Work required:
Skip the pictures. Repeat everything else in the records word for word.

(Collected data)
+---+

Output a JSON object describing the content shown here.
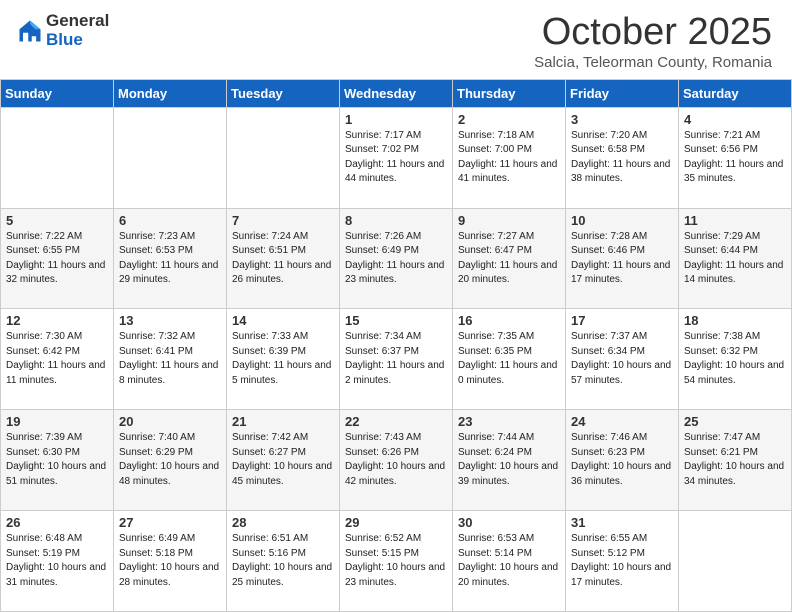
{
  "logo": {
    "general": "General",
    "blue": "Blue"
  },
  "header": {
    "month": "October 2025",
    "location": "Salcia, Teleorman County, Romania"
  },
  "days_of_week": [
    "Sunday",
    "Monday",
    "Tuesday",
    "Wednesday",
    "Thursday",
    "Friday",
    "Saturday"
  ],
  "weeks": [
    [
      {
        "day": "",
        "info": ""
      },
      {
        "day": "",
        "info": ""
      },
      {
        "day": "",
        "info": ""
      },
      {
        "day": "1",
        "info": "Sunrise: 7:17 AM\nSunset: 7:02 PM\nDaylight: 11 hours and 44 minutes."
      },
      {
        "day": "2",
        "info": "Sunrise: 7:18 AM\nSunset: 7:00 PM\nDaylight: 11 hours and 41 minutes."
      },
      {
        "day": "3",
        "info": "Sunrise: 7:20 AM\nSunset: 6:58 PM\nDaylight: 11 hours and 38 minutes."
      },
      {
        "day": "4",
        "info": "Sunrise: 7:21 AM\nSunset: 6:56 PM\nDaylight: 11 hours and 35 minutes."
      }
    ],
    [
      {
        "day": "5",
        "info": "Sunrise: 7:22 AM\nSunset: 6:55 PM\nDaylight: 11 hours and 32 minutes."
      },
      {
        "day": "6",
        "info": "Sunrise: 7:23 AM\nSunset: 6:53 PM\nDaylight: 11 hours and 29 minutes."
      },
      {
        "day": "7",
        "info": "Sunrise: 7:24 AM\nSunset: 6:51 PM\nDaylight: 11 hours and 26 minutes."
      },
      {
        "day": "8",
        "info": "Sunrise: 7:26 AM\nSunset: 6:49 PM\nDaylight: 11 hours and 23 minutes."
      },
      {
        "day": "9",
        "info": "Sunrise: 7:27 AM\nSunset: 6:47 PM\nDaylight: 11 hours and 20 minutes."
      },
      {
        "day": "10",
        "info": "Sunrise: 7:28 AM\nSunset: 6:46 PM\nDaylight: 11 hours and 17 minutes."
      },
      {
        "day": "11",
        "info": "Sunrise: 7:29 AM\nSunset: 6:44 PM\nDaylight: 11 hours and 14 minutes."
      }
    ],
    [
      {
        "day": "12",
        "info": "Sunrise: 7:30 AM\nSunset: 6:42 PM\nDaylight: 11 hours and 11 minutes."
      },
      {
        "day": "13",
        "info": "Sunrise: 7:32 AM\nSunset: 6:41 PM\nDaylight: 11 hours and 8 minutes."
      },
      {
        "day": "14",
        "info": "Sunrise: 7:33 AM\nSunset: 6:39 PM\nDaylight: 11 hours and 5 minutes."
      },
      {
        "day": "15",
        "info": "Sunrise: 7:34 AM\nSunset: 6:37 PM\nDaylight: 11 hours and 2 minutes."
      },
      {
        "day": "16",
        "info": "Sunrise: 7:35 AM\nSunset: 6:35 PM\nDaylight: 11 hours and 0 minutes."
      },
      {
        "day": "17",
        "info": "Sunrise: 7:37 AM\nSunset: 6:34 PM\nDaylight: 10 hours and 57 minutes."
      },
      {
        "day": "18",
        "info": "Sunrise: 7:38 AM\nSunset: 6:32 PM\nDaylight: 10 hours and 54 minutes."
      }
    ],
    [
      {
        "day": "19",
        "info": "Sunrise: 7:39 AM\nSunset: 6:30 PM\nDaylight: 10 hours and 51 minutes."
      },
      {
        "day": "20",
        "info": "Sunrise: 7:40 AM\nSunset: 6:29 PM\nDaylight: 10 hours and 48 minutes."
      },
      {
        "day": "21",
        "info": "Sunrise: 7:42 AM\nSunset: 6:27 PM\nDaylight: 10 hours and 45 minutes."
      },
      {
        "day": "22",
        "info": "Sunrise: 7:43 AM\nSunset: 6:26 PM\nDaylight: 10 hours and 42 minutes."
      },
      {
        "day": "23",
        "info": "Sunrise: 7:44 AM\nSunset: 6:24 PM\nDaylight: 10 hours and 39 minutes."
      },
      {
        "day": "24",
        "info": "Sunrise: 7:46 AM\nSunset: 6:23 PM\nDaylight: 10 hours and 36 minutes."
      },
      {
        "day": "25",
        "info": "Sunrise: 7:47 AM\nSunset: 6:21 PM\nDaylight: 10 hours and 34 minutes."
      }
    ],
    [
      {
        "day": "26",
        "info": "Sunrise: 6:48 AM\nSunset: 5:19 PM\nDaylight: 10 hours and 31 minutes."
      },
      {
        "day": "27",
        "info": "Sunrise: 6:49 AM\nSunset: 5:18 PM\nDaylight: 10 hours and 28 minutes."
      },
      {
        "day": "28",
        "info": "Sunrise: 6:51 AM\nSunset: 5:16 PM\nDaylight: 10 hours and 25 minutes."
      },
      {
        "day": "29",
        "info": "Sunrise: 6:52 AM\nSunset: 5:15 PM\nDaylight: 10 hours and 23 minutes."
      },
      {
        "day": "30",
        "info": "Sunrise: 6:53 AM\nSunset: 5:14 PM\nDaylight: 10 hours and 20 minutes."
      },
      {
        "day": "31",
        "info": "Sunrise: 6:55 AM\nSunset: 5:12 PM\nDaylight: 10 hours and 17 minutes."
      },
      {
        "day": "",
        "info": ""
      }
    ]
  ]
}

+---+

Final answer:
Output a JSON object describing the content shown here.
{
  "logo": {
    "general": "General",
    "blue": "Blue"
  },
  "header": {
    "month": "October 2025",
    "location": "Salcia, Teleorman County, Romania"
  },
  "days_of_week": [
    "Sunday",
    "Monday",
    "Tuesday",
    "Wednesday",
    "Thursday",
    "Friday",
    "Saturday"
  ],
  "weeks": [
    [
      {
        "day": "",
        "info": ""
      },
      {
        "day": "",
        "info": ""
      },
      {
        "day": "",
        "info": ""
      },
      {
        "day": "1",
        "info": "Sunrise: 7:17 AM\nSunset: 7:02 PM\nDaylight: 11 hours and 44 minutes."
      },
      {
        "day": "2",
        "info": "Sunrise: 7:18 AM\nSunset: 7:00 PM\nDaylight: 11 hours and 41 minutes."
      },
      {
        "day": "3",
        "info": "Sunrise: 7:20 AM\nSunset: 6:58 PM\nDaylight: 11 hours and 38 minutes."
      },
      {
        "day": "4",
        "info": "Sunrise: 7:21 AM\nSunset: 6:56 PM\nDaylight: 11 hours and 35 minutes."
      }
    ],
    [
      {
        "day": "5",
        "info": "Sunrise: 7:22 AM\nSunset: 6:55 PM\nDaylight: 11 hours and 32 minutes."
      },
      {
        "day": "6",
        "info": "Sunrise: 7:23 AM\nSunset: 6:53 PM\nDaylight: 11 hours and 29 minutes."
      },
      {
        "day": "7",
        "info": "Sunrise: 7:24 AM\nSunset: 6:51 PM\nDaylight: 11 hours and 26 minutes."
      },
      {
        "day": "8",
        "info": "Sunrise: 7:26 AM\nSunset: 6:49 PM\nDaylight: 11 hours and 23 minutes."
      },
      {
        "day": "9",
        "info": "Sunrise: 7:27 AM\nSunset: 6:47 PM\nDaylight: 11 hours and 20 minutes."
      },
      {
        "day": "10",
        "info": "Sunrise: 7:28 AM\nSunset: 6:46 PM\nDaylight: 11 hours and 17 minutes."
      },
      {
        "day": "11",
        "info": "Sunrise: 7:29 AM\nSunset: 6:44 PM\nDaylight: 11 hours and 14 minutes."
      }
    ],
    [
      {
        "day": "12",
        "info": "Sunrise: 7:30 AM\nSunset: 6:42 PM\nDaylight: 11 hours and 11 minutes."
      },
      {
        "day": "13",
        "info": "Sunrise: 7:32 AM\nSunset: 6:41 PM\nDaylight: 11 hours and 8 minutes."
      },
      {
        "day": "14",
        "info": "Sunrise: 7:33 AM\nSunset: 6:39 PM\nDaylight: 11 hours and 5 minutes."
      },
      {
        "day": "15",
        "info": "Sunrise: 7:34 AM\nSunset: 6:37 PM\nDaylight: 11 hours and 2 minutes."
      },
      {
        "day": "16",
        "info": "Sunrise: 7:35 AM\nSunset: 6:35 PM\nDaylight: 11 hours and 0 minutes."
      },
      {
        "day": "17",
        "info": "Sunrise: 7:37 AM\nSunset: 6:34 PM\nDaylight: 10 hours and 57 minutes."
      },
      {
        "day": "18",
        "info": "Sunrise: 7:38 AM\nSunset: 6:32 PM\nDaylight: 10 hours and 54 minutes."
      }
    ],
    [
      {
        "day": "19",
        "info": "Sunrise: 7:39 AM\nSunset: 6:30 PM\nDaylight: 10 hours and 51 minutes."
      },
      {
        "day": "20",
        "info": "Sunrise: 7:40 AM\nSunset: 6:29 PM\nDaylight: 10 hours and 48 minutes."
      },
      {
        "day": "21",
        "info": "Sunrise: 7:42 AM\nSunset: 6:27 PM\nDaylight: 10 hours and 45 minutes."
      },
      {
        "day": "22",
        "info": "Sunrise: 7:43 AM\nSunset: 6:26 PM\nDaylight: 10 hours and 42 minutes."
      },
      {
        "day": "23",
        "info": "Sunrise: 7:44 AM\nSunset: 6:24 PM\nDaylight: 10 hours and 39 minutes."
      },
      {
        "day": "24",
        "info": "Sunrise: 7:46 AM\nSunset: 6:23 PM\nDaylight: 10 hours and 36 minutes."
      },
      {
        "day": "25",
        "info": "Sunrise: 7:47 AM\nSunset: 6:21 PM\nDaylight: 10 hours and 34 minutes."
      }
    ],
    [
      {
        "day": "26",
        "info": "Sunrise: 6:48 AM\nSunset: 5:19 PM\nDaylight: 10 hours and 31 minutes."
      },
      {
        "day": "27",
        "info": "Sunrise: 6:49 AM\nSunset: 5:18 PM\nDaylight: 10 hours and 28 minutes."
      },
      {
        "day": "28",
        "info": "Sunrise: 6:51 AM\nSunset: 5:16 PM\nDaylight: 10 hours and 25 minutes."
      },
      {
        "day": "29",
        "info": "Sunrise: 6:52 AM\nSunset: 5:15 PM\nDaylight: 10 hours and 23 minutes."
      },
      {
        "day": "30",
        "info": "Sunrise: 6:53 AM\nSunset: 5:14 PM\nDaylight: 10 hours and 20 minutes."
      },
      {
        "day": "31",
        "info": "Sunrise: 6:55 AM\nSunset: 5:12 PM\nDaylight: 10 hours and 17 minutes."
      },
      {
        "day": "",
        "info": ""
      }
    ]
  ]
}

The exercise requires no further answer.